Return all lines with the word "point" in them.

- DATASET RECORDS:

>>>>

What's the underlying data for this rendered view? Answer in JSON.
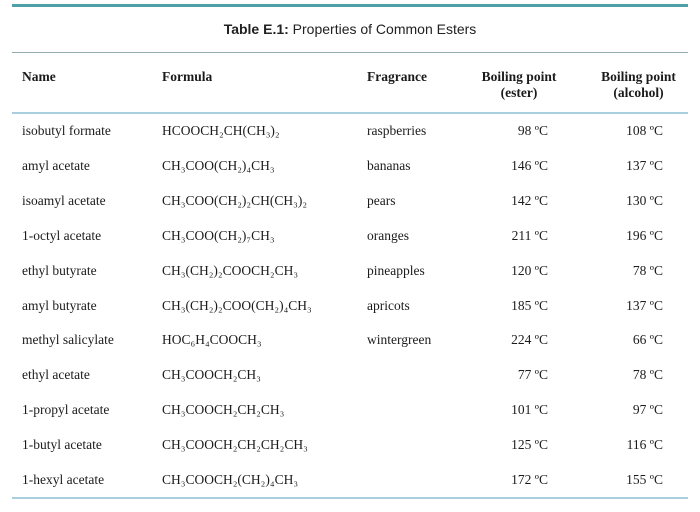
{
  "caption": {
    "label": "Table E.1:",
    "title": "Properties of Common Esters"
  },
  "colors": {
    "teal": "#4fa0a6",
    "titlesep": "#93abb0",
    "lightblue": "#a9cede",
    "ink": "#1b1b1b"
  },
  "table": {
    "headers": {
      "name": "Name",
      "formula": "Formula",
      "fragrance": "Fragrance",
      "bp_ester_line1": "Boiling point",
      "bp_ester_line2": "(ester)",
      "bp_alcohol_line1": "Boiling point",
      "bp_alcohol_line2": "(alcohol)"
    },
    "rows": [
      {
        "name": "isobutyl formate",
        "formula": "HCOOCH₂CH(CH₃)₂",
        "fragrance": "raspberries",
        "bp_ester": "98 ºC",
        "bp_alcohol": "108 ºC"
      },
      {
        "name": "amyl acetate",
        "formula": "CH₃COO(CH₂)₄CH₃",
        "fragrance": "bananas",
        "bp_ester": "146 ºC",
        "bp_alcohol": "137 ºC"
      },
      {
        "name": "isoamyl acetate",
        "formula": "CH₃COO(CH₂)₂CH(CH₃)₂",
        "fragrance": "pears",
        "bp_ester": "142 ºC",
        "bp_alcohol": "130 ºC"
      },
      {
        "name": "1-octyl acetate",
        "formula": "CH₃COO(CH₂)₇CH₃",
        "fragrance": "oranges",
        "bp_ester": "211 ºC",
        "bp_alcohol": "196 ºC"
      },
      {
        "name": "ethyl butyrate",
        "formula": "CH₃(CH₂)₂COOCH₂CH₃",
        "fragrance": "pineapples",
        "bp_ester": "120 ºC",
        "bp_alcohol": "78 ºC"
      },
      {
        "name": "amyl butyrate",
        "formula": "CH₃(CH₂)₂COO(CH₂)₄CH₃",
        "fragrance": "apricots",
        "bp_ester": "185 ºC",
        "bp_alcohol": "137 ºC"
      },
      {
        "name": "methyl salicylate",
        "formula": "HOC₆H₄COOCH₃",
        "fragrance": "wintergreen",
        "bp_ester": "224 ºC",
        "bp_alcohol": "66 ºC"
      },
      {
        "name": "ethyl acetate",
        "formula": "CH₃COOCH₂CH₃",
        "fragrance": "",
        "bp_ester": "77 ºC",
        "bp_alcohol": "78 ºC"
      },
      {
        "name": "1-propyl acetate",
        "formula": "CH₃COOCH₂CH₂CH₃",
        "fragrance": "",
        "bp_ester": "101 ºC",
        "bp_alcohol": "97 ºC"
      },
      {
        "name": "1-butyl acetate",
        "formula": "CH₃COOCH₂CH₂CH₂CH₃",
        "fragrance": "",
        "bp_ester": "125 ºC",
        "bp_alcohol": "116 ºC"
      },
      {
        "name": "1-hexyl acetate",
        "formula": "CH₃COOCH₂(CH₂)₄CH₃",
        "fragrance": "",
        "bp_ester": "172 ºC",
        "bp_alcohol": "155 ºC"
      }
    ]
  }
}
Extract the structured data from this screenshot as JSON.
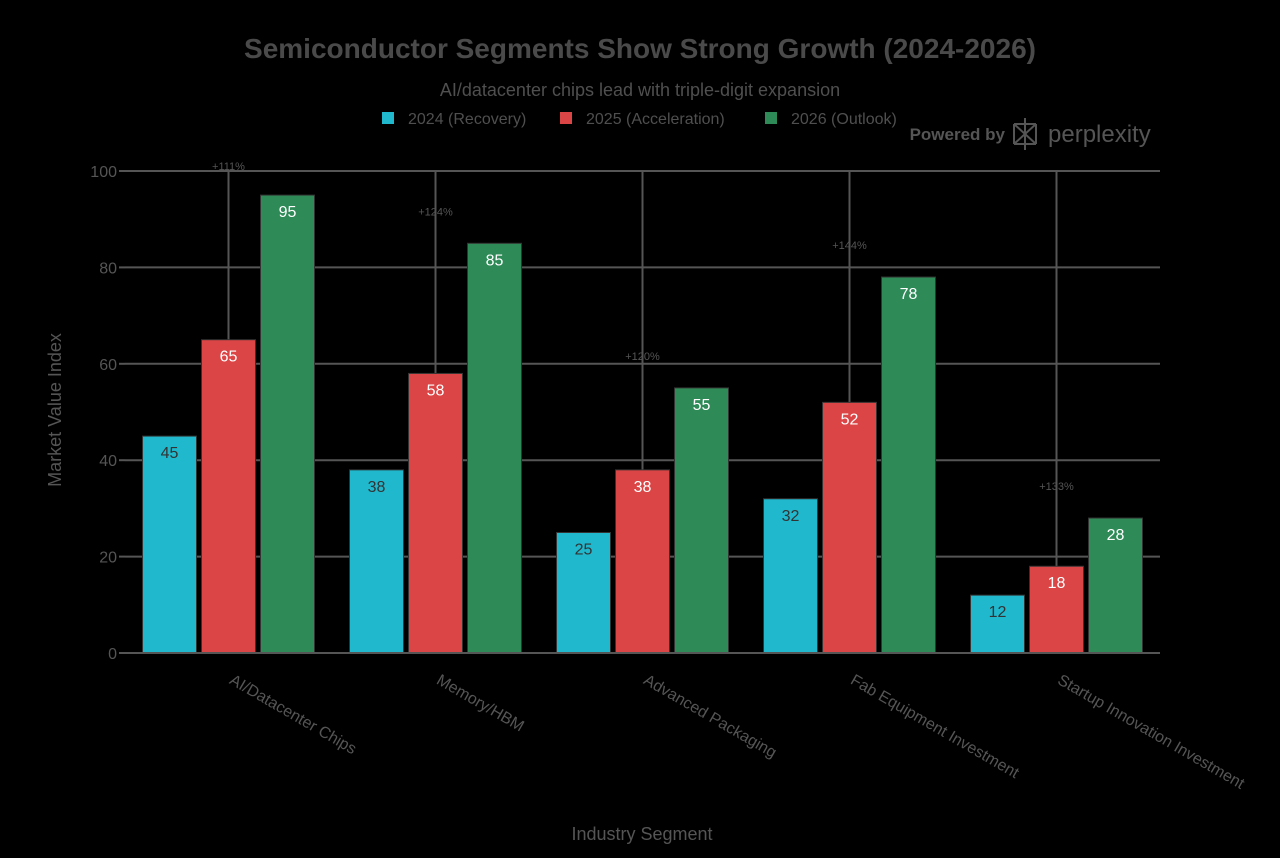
{
  "chart_data": {
    "type": "bar",
    "title": "Semiconductor Segments Show Strong Growth (2024-2026)",
    "subtitle": "AI/datacenter chips lead with triple-digit expansion",
    "xlabel": "Industry Segment",
    "ylabel": "Market Value Index",
    "ylim": [
      0,
      100
    ],
    "yticks": [
      0,
      20,
      40,
      60,
      80,
      100
    ],
    "grid": true,
    "legend_position": "top",
    "categories": [
      "AI/Datacenter Chips",
      "Memory/HBM",
      "Advanced Packaging",
      "Fab Equipment Investment",
      "Startup Innovation Investment"
    ],
    "series": [
      {
        "name": "2024 (Recovery)",
        "color": "#1fb8cd",
        "values": [
          45,
          38,
          25,
          32,
          12
        ]
      },
      {
        "name": "2025 (Acceleration)",
        "color": "#db4545",
        "values": [
          65,
          58,
          38,
          52,
          18
        ]
      },
      {
        "name": "2026 (Outlook)",
        "color": "#2e8b57",
        "values": [
          95,
          85,
          55,
          78,
          28
        ]
      }
    ],
    "annotations": [
      "+111%",
      "+124%",
      "+120%",
      "+144%",
      "+133%"
    ]
  },
  "branding": {
    "powered_by": "Powered by",
    "name": "perplexity"
  }
}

<<<<

- RESULT:
      "bp_ester_line1": "Boiling point",
      "bp_alcohol_line1": "Boiling point",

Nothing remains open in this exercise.